(Figure content listings)

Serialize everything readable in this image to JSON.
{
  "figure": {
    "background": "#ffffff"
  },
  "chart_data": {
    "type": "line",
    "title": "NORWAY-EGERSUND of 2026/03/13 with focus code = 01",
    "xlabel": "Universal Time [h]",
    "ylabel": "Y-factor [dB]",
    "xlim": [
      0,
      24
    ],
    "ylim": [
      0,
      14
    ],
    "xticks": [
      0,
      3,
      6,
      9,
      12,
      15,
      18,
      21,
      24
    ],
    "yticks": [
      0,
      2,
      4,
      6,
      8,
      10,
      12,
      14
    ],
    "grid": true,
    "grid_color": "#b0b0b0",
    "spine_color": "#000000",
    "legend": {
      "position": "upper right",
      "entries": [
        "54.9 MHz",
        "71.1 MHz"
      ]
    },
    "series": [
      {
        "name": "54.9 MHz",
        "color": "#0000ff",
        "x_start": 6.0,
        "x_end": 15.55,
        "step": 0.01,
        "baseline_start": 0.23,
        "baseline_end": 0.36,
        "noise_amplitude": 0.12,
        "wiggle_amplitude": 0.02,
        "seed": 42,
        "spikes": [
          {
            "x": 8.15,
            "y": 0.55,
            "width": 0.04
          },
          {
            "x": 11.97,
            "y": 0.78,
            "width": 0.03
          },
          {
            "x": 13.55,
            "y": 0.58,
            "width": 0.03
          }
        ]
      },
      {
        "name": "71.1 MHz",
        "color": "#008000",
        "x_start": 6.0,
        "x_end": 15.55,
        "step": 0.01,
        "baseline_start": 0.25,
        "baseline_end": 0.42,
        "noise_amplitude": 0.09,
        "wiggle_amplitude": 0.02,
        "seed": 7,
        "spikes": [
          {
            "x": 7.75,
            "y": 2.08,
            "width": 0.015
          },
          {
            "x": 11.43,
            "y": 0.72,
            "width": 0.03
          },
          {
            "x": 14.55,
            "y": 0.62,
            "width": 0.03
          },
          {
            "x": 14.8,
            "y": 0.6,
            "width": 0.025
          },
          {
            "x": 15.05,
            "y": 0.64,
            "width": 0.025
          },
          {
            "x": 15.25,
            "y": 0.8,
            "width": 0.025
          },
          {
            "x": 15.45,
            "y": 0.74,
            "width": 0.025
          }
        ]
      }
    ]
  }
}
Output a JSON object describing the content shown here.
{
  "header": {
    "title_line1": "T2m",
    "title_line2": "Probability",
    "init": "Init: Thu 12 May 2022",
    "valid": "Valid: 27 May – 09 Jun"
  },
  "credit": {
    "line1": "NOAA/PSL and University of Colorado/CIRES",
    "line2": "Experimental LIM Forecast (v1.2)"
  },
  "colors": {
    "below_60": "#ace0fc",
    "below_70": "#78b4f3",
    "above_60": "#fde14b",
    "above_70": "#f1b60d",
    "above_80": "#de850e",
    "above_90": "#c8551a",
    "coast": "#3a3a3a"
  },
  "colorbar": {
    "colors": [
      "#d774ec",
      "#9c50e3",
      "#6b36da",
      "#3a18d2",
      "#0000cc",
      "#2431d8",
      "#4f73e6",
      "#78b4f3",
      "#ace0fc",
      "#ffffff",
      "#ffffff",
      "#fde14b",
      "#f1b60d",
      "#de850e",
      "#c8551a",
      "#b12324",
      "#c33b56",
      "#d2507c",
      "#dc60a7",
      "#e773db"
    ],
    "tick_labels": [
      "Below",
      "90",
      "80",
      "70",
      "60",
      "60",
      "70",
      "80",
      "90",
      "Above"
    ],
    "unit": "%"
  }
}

__Work required__
Reproduce each line of the material above precisely.

__Response to this task__
Serialize everything readable in this image to JSON.
{
  "figure": {
    "background": "#ffffff"
  },
  "chart_data": {
    "type": "line",
    "title": "NORWAY-EGERSUND of 2026/03/13 with focus code = 01",
    "xlabel": "Universal Time [h]",
    "ylabel": "Y-factor [dB]",
    "xlim": [
      0,
      24
    ],
    "ylim": [
      0,
      14
    ],
    "xticks": [
      0,
      3,
      6,
      9,
      12,
      15,
      18,
      21,
      24
    ],
    "yticks": [
      0,
      2,
      4,
      6,
      8,
      10,
      12,
      14
    ],
    "grid": true,
    "grid_color": "#b0b0b0",
    "spine_color": "#000000",
    "legend": {
      "position": "upper right",
      "entries": [
        "54.9 MHz",
        "71.1 MHz"
      ]
    },
    "series": [
      {
        "name": "54.9 MHz",
        "color": "#0000ff",
        "x_start": 6.0,
        "x_end": 15.55,
        "step": 0.01,
        "baseline_start": 0.23,
        "baseline_end": 0.36,
        "noise_amplitude": 0.12,
        "wiggle_amplitude": 0.02,
        "seed": 42,
        "spikes": [
          {
            "x": 8.15,
            "y": 0.55,
            "width": 0.04
          },
          {
            "x": 11.97,
            "y": 0.78,
            "width": 0.03
          },
          {
            "x": 13.55,
            "y": 0.58,
            "width": 0.03
          }
        ]
      },
      {
        "name": "71.1 MHz",
        "color": "#008000",
        "x_start": 6.0,
        "x_end": 15.55,
        "step": 0.01,
        "baseline_start": 0.25,
        "baseline_end": 0.42,
        "noise_amplitude": 0.09,
        "wiggle_amplitude": 0.02,
        "seed": 7,
        "spikes": [
          {
            "x": 7.75,
            "y": 2.08,
            "width": 0.015
          },
          {
            "x": 11.43,
            "y": 0.72,
            "width": 0.03
          },
          {
            "x": 14.55,
            "y": 0.62,
            "width": 0.03
          },
          {
            "x": 14.8,
            "y": 0.6,
            "width": 0.025
          },
          {
            "x": 15.05,
            "y": 0.64,
            "width": 0.025
          },
          {
            "x": 15.25,
            "y": 0.8,
            "width": 0.025
          },
          {
            "x": 15.45,
            "y": 0.74,
            "width": 0.025
          }
        ]
      }
    ]
  }
}
Output a JSON object describing the content shown here.
{
  "header": {
    "title_line1": "T2m",
    "title_line2": "Probability",
    "init": "Init: Thu 12 May 2022",
    "valid": "Valid: 27 May – 09 Jun"
  },
  "credit": {
    "line1": "NOAA/PSL and University of Colorado/CIRES",
    "line2": "Experimental LIM Forecast (v1.2)"
  },
  "colors": {
    "below_60": "#ace0fc",
    "below_70": "#78b4f3",
    "above_60": "#fde14b",
    "above_70": "#f1b60d",
    "above_80": "#de850e",
    "above_90": "#c8551a",
    "coast": "#3a3a3a"
  },
  "colorbar": {
    "colors": [
      "#d774ec",
      "#9c50e3",
      "#6b36da",
      "#3a18d2",
      "#0000cc",
      "#2431d8",
      "#4f73e6",
      "#78b4f3",
      "#ace0fc",
      "#ffffff",
      "#ffffff",
      "#fde14b",
      "#f1b60d",
      "#de850e",
      "#c8551a",
      "#b12324",
      "#c33b56",
      "#d2507c",
      "#dc60a7",
      "#e773db"
    ],
    "tick_labels": [
      "Below",
      "90",
      "80",
      "70",
      "60",
      "60",
      "70",
      "80",
      "90",
      "Above"
    ],
    "unit": "%"
  }
}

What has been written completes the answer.